- Stated problem
Of the lines in the entries below, state how many hold the word "Alter". Say nothing else.

--- Begin Input material ---

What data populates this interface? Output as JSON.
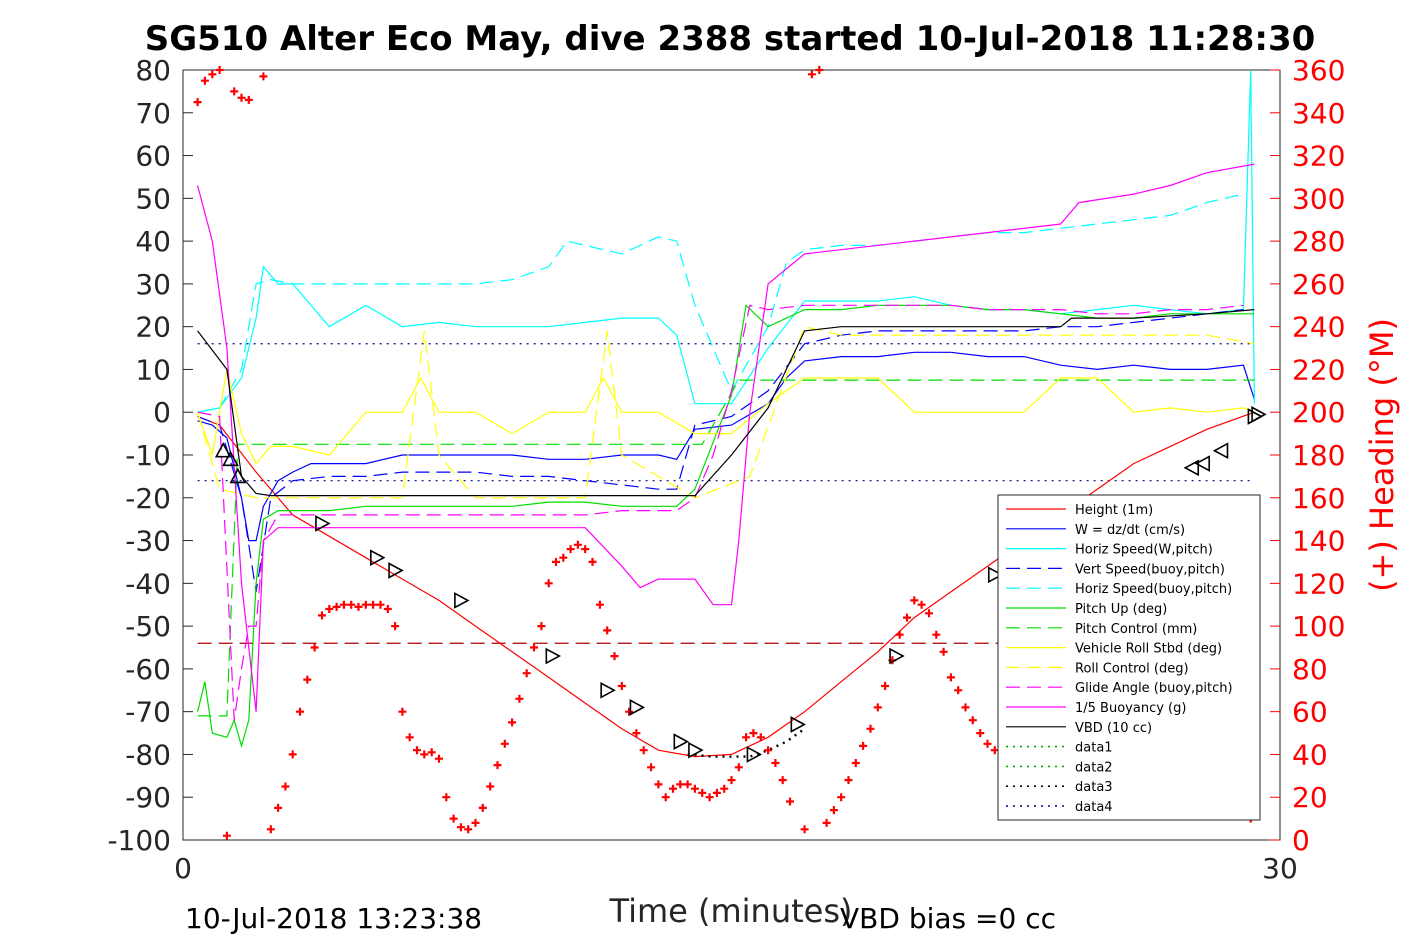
{
  "title": "SG510 Alter Eco May, dive 2388 started 10-Jul-2018 11:28:30",
  "footer": {
    "left": "10-Jul-2018 13:23:38",
    "right": "VBD bias =0 cc"
  },
  "chart_data": {
    "type": "line",
    "title": "SG510 Alter Eco May, dive 2388 started 10-Jul-2018 11:28:30",
    "xlabel": "Time (minutes)",
    "ylabel_left": "",
    "ylabel_right": "(+) Heading (°M)",
    "xlim": [
      0,
      30
    ],
    "ylim_left": [
      -100,
      80
    ],
    "ylim_right": [
      0,
      360
    ],
    "x_ticks": [
      "0",
      "30"
    ],
    "y_ticks_left": [
      "80",
      "70",
      "60",
      "50",
      "40",
      "30",
      "20",
      "10",
      "0",
      "-10",
      "-20",
      "-30",
      "-40",
      "-50",
      "-60",
      "-70",
      "-80",
      "-90",
      "-100"
    ],
    "y_ticks_right": [
      "360",
      "340",
      "320",
      "300",
      "280",
      "260",
      "240",
      "220",
      "200",
      "180",
      "160",
      "140",
      "120",
      "100",
      "80",
      "60",
      "40",
      "20",
      "0"
    ],
    "legend_position": "lower-right",
    "grid": false,
    "series": [
      {
        "name": "Height (1m)",
        "color": "#ff0000",
        "style": "solid",
        "x": [
          0.4,
          1.0,
          2.0,
          3.0,
          4.0,
          5.0,
          6.0,
          7.0,
          8.0,
          9.0,
          10.0,
          11.0,
          12.0,
          13.0,
          14.0,
          15.0,
          16.0,
          17.0,
          18.0,
          19.0,
          20.0,
          21.0,
          22.0,
          23.0,
          24.0,
          25.0,
          26.0,
          27.0,
          28.0,
          29.3
        ],
        "y": [
          -1,
          -3,
          -14,
          -24,
          -29,
          -34,
          -39,
          -44,
          -50,
          -56,
          -62,
          -68,
          -74,
          -79,
          -80.5,
          -80,
          -76,
          -70,
          -63,
          -56,
          -48,
          -42,
          -36,
          -30,
          -24,
          -18,
          -12,
          -8,
          -4,
          0
        ]
      },
      {
        "name": "W = dz/dt (cm/s)",
        "color": "#0000ff",
        "style": "solid",
        "x": [
          0.4,
          0.8,
          1.2,
          1.6,
          1.8,
          2.0,
          2.2,
          2.6,
          3.0,
          3.5,
          4.0,
          5.0,
          6.0,
          7.0,
          8.0,
          9.0,
          10.0,
          11.0,
          12.0,
          13.0,
          13.5,
          14.0,
          15.0,
          16.0,
          16.5,
          17.0,
          18.0,
          19.0,
          20.0,
          21.0,
          22.0,
          23.0,
          24.0,
          25.0,
          26.0,
          27.0,
          28.0,
          29.0,
          29.3
        ],
        "y": [
          -2,
          -3,
          -6,
          -20,
          -30,
          -30,
          -22,
          -16,
          -14,
          -12,
          -12,
          -12,
          -10,
          -10,
          -10,
          -10,
          -11,
          -11,
          -10,
          -10,
          -11,
          -4,
          -3,
          2,
          8,
          12,
          13,
          13,
          14,
          14,
          13,
          13,
          11,
          10,
          11,
          10,
          10,
          11,
          3
        ]
      },
      {
        "name": "Horiz Speed(W,pitch)",
        "color": "#00ffff",
        "style": "solid",
        "x": [
          0.4,
          1.0,
          1.6,
          2.0,
          2.2,
          2.6,
          3.0,
          4.0,
          5.0,
          6.0,
          7.0,
          8.0,
          9.0,
          10.0,
          11.0,
          12.0,
          13.0,
          13.5,
          14.0,
          15.0,
          16.0,
          17.0,
          18.0,
          19.0,
          20.0,
          21.0,
          22.0,
          23.0,
          24.0,
          25.0,
          26.0,
          27.0,
          28.0,
          29.0,
          29.2,
          29.3
        ],
        "y": [
          0,
          1,
          8,
          22,
          34,
          30,
          30,
          20,
          25,
          20,
          21,
          20,
          20,
          20,
          21,
          22,
          22,
          18,
          2,
          2,
          15,
          26,
          26,
          26,
          27,
          25,
          24,
          24,
          23,
          24,
          25,
          24,
          23,
          24,
          80,
          2
        ]
      },
      {
        "name": "Vert Speed(buoy,pitch)",
        "color": "#0000ff",
        "style": "dashed",
        "x": [
          0.4,
          1.0,
          1.6,
          2.0,
          2.4,
          3.0,
          4.0,
          5.0,
          6.0,
          7.0,
          8.0,
          9.0,
          10.0,
          11.0,
          12.0,
          13.0,
          13.5,
          14.0,
          15.0,
          16.0,
          17.0,
          18.0,
          19.0,
          20.0,
          21.0,
          22.0,
          23.0,
          24.0,
          25.0,
          26.0,
          27.0,
          28.0,
          29.0
        ],
        "y": [
          -1,
          -3,
          -20,
          -42,
          -20,
          -16,
          -15,
          -15,
          -14,
          -14,
          -14,
          -15,
          -15,
          -16,
          -17,
          -18,
          -18,
          -3,
          -1,
          5,
          16,
          18,
          19,
          19,
          19,
          19,
          19,
          20,
          20,
          21,
          22,
          23,
          24
        ]
      },
      {
        "name": "Horiz Speed(buoy,pitch)",
        "color": "#00ffff",
        "style": "dashed",
        "x": [
          0.4,
          1.0,
          1.6,
          2.0,
          2.4,
          3.0,
          4.0,
          5.0,
          6.0,
          7.0,
          8.0,
          9.0,
          10.0,
          10.5,
          11.0,
          12.0,
          13.0,
          13.5,
          14.0,
          15.0,
          16.0,
          16.5,
          17.0,
          18.0,
          19.0,
          20.0,
          21.0,
          22.0,
          23.0,
          24.0,
          25.0,
          26.0,
          27.0,
          28.0,
          29.0
        ],
        "y": [
          0,
          1,
          10,
          30,
          31,
          30,
          30,
          30,
          30,
          30,
          30,
          31,
          34,
          40,
          39,
          37,
          41,
          40,
          25,
          5,
          20,
          35,
          38,
          39,
          39,
          40,
          41,
          42,
          42,
          43,
          44,
          45,
          46,
          49,
          51
        ]
      },
      {
        "name": "Pitch Up (deg)",
        "color": "#00dd00",
        "style": "solid",
        "x": [
          0.4,
          0.6,
          0.8,
          1.2,
          1.4,
          1.6,
          1.8,
          2.0,
          2.2,
          2.6,
          3.0,
          4.0,
          5.0,
          6.0,
          7.0,
          8.0,
          9.0,
          10.0,
          11.0,
          12.0,
          13.0,
          13.5,
          14.0,
          15.0,
          15.4,
          16.0,
          17.0,
          18.0,
          19.0,
          20.0,
          21.0,
          22.0,
          23.0,
          24.0,
          25.0,
          26.0,
          27.0,
          28.0,
          29.0,
          29.3
        ],
        "y": [
          -70,
          -63,
          -75,
          -76,
          -72,
          -78,
          -72,
          -40,
          -25,
          -23,
          -23,
          -23,
          -22,
          -22,
          -22,
          -22,
          -22,
          -21,
          -21,
          -22,
          -22,
          -22,
          -18,
          4,
          25,
          20,
          24,
          24,
          25,
          25,
          25,
          24,
          24,
          23,
          22,
          22,
          23,
          23,
          23,
          23
        ]
      },
      {
        "name": "Pitch Control (mm)",
        "color": "#00dd00",
        "style": "dashed",
        "x": [
          0.4,
          1.2,
          1.5,
          1.8,
          2.0,
          3.0,
          13.5,
          13.8,
          14.2,
          15.2,
          15.5,
          29.3
        ],
        "y": [
          -71,
          -71,
          -7.5,
          -7.5,
          -7.5,
          -7.5,
          -7.5,
          -7.5,
          -7.5,
          7.5,
          7.5,
          7.5
        ]
      },
      {
        "name": "Vehicle Roll Stbd (deg)",
        "color": "#ffff00",
        "style": "solid",
        "x": [
          0.4,
          0.8,
          1.2,
          1.6,
          2.0,
          2.4,
          3.0,
          4.0,
          5.0,
          6.0,
          6.5,
          7.0,
          8.0,
          9.0,
          10.0,
          11.0,
          11.5,
          12.0,
          13.0,
          14.0,
          15.0,
          16.0,
          17.0,
          18.0,
          19.0,
          20.0,
          21.0,
          22.0,
          23.0,
          24.0,
          25.0,
          26.0,
          27.0,
          28.0,
          29.0,
          29.3
        ],
        "y": [
          0,
          -10,
          10,
          -5,
          -12,
          -8,
          -8,
          -10,
          0,
          0,
          8,
          0,
          0,
          -5,
          0,
          0,
          8,
          0,
          0,
          -5,
          -5,
          2,
          8,
          8,
          8,
          0,
          0,
          0,
          0,
          8,
          8,
          0,
          1,
          0,
          1,
          0
        ]
      },
      {
        "name": "Roll Control (deg)",
        "color": "#ffff00",
        "style": "dashed",
        "x": [
          0.4,
          1.0,
          2.0,
          3.0,
          5.0,
          6.0,
          6.6,
          7.0,
          8.0,
          10.0,
          11.0,
          11.6,
          12.0,
          14.0,
          15.5,
          17.0,
          18.0,
          19.0,
          20.0,
          22.0,
          23.0,
          24.0,
          25.0,
          27.0,
          28.0,
          29.3
        ],
        "y": [
          0,
          -18,
          -20,
          -20,
          -20,
          -20,
          19,
          -10,
          -20,
          -20,
          -20,
          19,
          -10,
          -20,
          -15,
          20,
          18,
          18,
          18,
          18,
          18,
          18,
          18,
          18,
          18,
          16
        ]
      },
      {
        "name": "Glide Angle (buoy,pitch)",
        "color": "#ff00ff",
        "style": "dashed",
        "x": [
          0.4,
          1.0,
          1.4,
          1.6,
          1.8,
          2.0,
          2.2,
          2.6,
          3.0,
          4.0,
          5.0,
          6.0,
          7.0,
          8.0,
          9.0,
          10.0,
          11.0,
          12.0,
          13.0,
          13.5,
          14.0,
          14.5,
          15.0,
          15.5,
          16.0,
          17.0,
          18.0,
          19.0,
          20.0,
          21.0,
          22.0,
          23.0,
          24.0,
          25.0,
          26.0,
          27.0,
          28.0,
          29.0
        ],
        "y": [
          0,
          -1,
          -72,
          -60,
          -50,
          -50,
          -30,
          -24,
          -24,
          -24,
          -24,
          -24,
          -24,
          -24,
          -24,
          -24,
          -24,
          -23,
          -23,
          -23,
          -20,
          -10,
          5,
          25,
          24,
          25,
          25,
          25,
          25,
          25,
          24,
          24,
          24,
          23,
          23,
          24,
          24,
          25
        ]
      },
      {
        "name": "1/5 Buoyancy (g)",
        "color": "#ff00ff",
        "style": "solid",
        "x": [
          0.4,
          0.8,
          1.2,
          1.6,
          2.0,
          2.2,
          2.6,
          3.0,
          6.0,
          7.0,
          8.0,
          9.0,
          10.0,
          10.5,
          11.0,
          12.0,
          12.5,
          13.0,
          13.5,
          14.0,
          14.5,
          15.0,
          15.2,
          15.5,
          16.0,
          17.0,
          20.0,
          22.0,
          24.0,
          24.5,
          26.0,
          27.0,
          28.0,
          29.3
        ],
        "y": [
          53,
          40,
          15,
          -40,
          -70,
          -30,
          -27,
          -27,
          -27,
          -27,
          -27,
          -27,
          -27,
          -27,
          -27,
          -36,
          -41,
          -39,
          -39,
          -39,
          -45,
          -45,
          -30,
          0,
          30,
          37,
          40,
          42,
          44,
          49,
          51,
          53,
          56,
          58
        ]
      },
      {
        "name": "VBD (10 cc)",
        "color": "#000000",
        "style": "solid",
        "x": [
          0.4,
          1.2,
          1.6,
          2.0,
          2.4,
          13.0,
          13.6,
          14.0,
          15.0,
          16.0,
          17.0,
          18.0,
          20.0,
          22.0,
          24.0,
          24.3,
          26.0,
          28.0,
          29.3
        ],
        "y": [
          19,
          10,
          -15,
          -19,
          -19.5,
          -19.5,
          -19.5,
          -19.5,
          -10,
          1,
          19,
          20,
          20,
          20,
          20,
          22,
          22,
          23,
          24
        ]
      },
      {
        "name": "data1",
        "color": "#00aa00",
        "style": "dotted",
        "x": [],
        "y": []
      },
      {
        "name": "data2",
        "color": "#00aa00",
        "style": "dotted",
        "x": [],
        "y": []
      },
      {
        "name": "data3",
        "color": "#000000",
        "style": "dotted",
        "x": [
          13.8,
          14.5,
          15.0,
          15.5,
          16.0,
          16.5,
          17.0
        ],
        "y": [
          -80,
          -80.5,
          -80.5,
          -80.5,
          -79,
          -77,
          -74
        ]
      },
      {
        "name": "data4",
        "color": "#00008b",
        "style": "dotted",
        "x": [],
        "y": []
      }
    ],
    "reference_lines": [
      {
        "y": 16,
        "color": "#00008b",
        "style": "dotted"
      },
      {
        "y": -16,
        "color": "#00008b",
        "style": "dotted"
      },
      {
        "y": -54,
        "color": "#aa0000",
        "style": "dashed"
      }
    ],
    "markers": {
      "name": "Height (1m) triangles",
      "x": [
        1.1,
        1.3,
        1.5,
        3.8,
        5.3,
        5.8,
        7.6,
        10.1,
        11.6,
        12.4,
        13.6,
        14.0,
        15.6,
        16.8,
        19.5,
        22.2,
        24.7,
        27.6,
        27.9,
        28.4,
        29.3,
        29.4
      ],
      "y": [
        -9,
        -11,
        -15,
        -26,
        -34,
        -37,
        -44,
        -57,
        -65,
        -69,
        -77,
        -79,
        -80,
        -73,
        -57,
        -38,
        -29,
        -13,
        -12,
        -9,
        -1,
        -0.5
      ]
    },
    "heading_series": {
      "name": "(+) Heading (°M)",
      "color": "#ff0000",
      "x": [
        0.4,
        0.6,
        0.8,
        1.0,
        1.4,
        1.6,
        1.8,
        2.2,
        1.2,
        2.4,
        2.6,
        2.8,
        3.0,
        3.2,
        3.4,
        3.6,
        3.8,
        4.0,
        4.2,
        4.4,
        4.6,
        4.8,
        5.0,
        5.2,
        5.4,
        5.6,
        5.8,
        6.0,
        6.2,
        6.4,
        6.6,
        6.8,
        7.0,
        7.2,
        7.4,
        7.6,
        7.8,
        8.0,
        8.2,
        8.4,
        8.6,
        8.8,
        9.0,
        9.2,
        9.4,
        9.6,
        9.8,
        10.0,
        10.2,
        10.4,
        10.6,
        10.8,
        11.0,
        11.2,
        11.4,
        11.6,
        11.8,
        12.0,
        12.2,
        12.4,
        12.6,
        12.8,
        13.0,
        13.2,
        13.4,
        13.6,
        13.8,
        14.0,
        14.2,
        14.4,
        14.6,
        14.8,
        15.0,
        15.2,
        15.4,
        15.6,
        15.8,
        16.0,
        16.2,
        16.4,
        16.6,
        17.0,
        17.2,
        17.4,
        17.6,
        17.8,
        18.0,
        18.2,
        18.4,
        18.6,
        18.8,
        19.0,
        19.2,
        19.4,
        19.6,
        19.8,
        20.0,
        20.2,
        20.4,
        20.6,
        20.8,
        21.0,
        21.2,
        21.4,
        21.6,
        21.8,
        22.0,
        22.2,
        22.4,
        22.6,
        22.8,
        23.0,
        23.2,
        23.4,
        23.6,
        23.8,
        24.0,
        24.2,
        24.4,
        24.6,
        24.8,
        25.0,
        25.2,
        25.4,
        25.6,
        25.8,
        26.0,
        28.0,
        28.4,
        28.8,
        29.2
      ],
      "y": [
        345,
        355,
        358,
        360,
        350,
        347,
        346,
        357,
        2,
        5,
        15,
        25,
        40,
        60,
        75,
        90,
        105,
        108,
        109,
        110,
        110,
        109,
        110,
        110,
        110,
        108,
        100,
        60,
        48,
        42,
        40,
        41,
        38,
        20,
        10,
        6,
        5,
        8,
        15,
        25,
        35,
        45,
        55,
        66,
        78,
        90,
        100,
        120,
        130,
        132,
        136,
        138,
        136,
        130,
        110,
        98,
        86,
        72,
        60,
        50,
        42,
        34,
        26,
        20,
        24,
        26,
        26,
        24,
        22,
        20,
        22,
        24,
        28,
        34,
        48,
        50,
        48,
        42,
        36,
        28,
        18,
        5,
        358,
        360,
        8,
        14,
        20,
        28,
        36,
        44,
        52,
        62,
        72,
        84,
        96,
        104,
        112,
        110,
        106,
        96,
        88,
        76,
        70,
        62,
        56,
        50,
        45,
        42,
        40,
        38,
        42,
        35,
        40,
        48,
        60,
        70,
        84,
        90,
        96,
        98,
        96,
        92,
        88,
        86,
        90,
        96,
        100,
        110,
        116,
        120,
        10
      ]
    }
  }
}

--- End Input material ---

- Reply to the task
2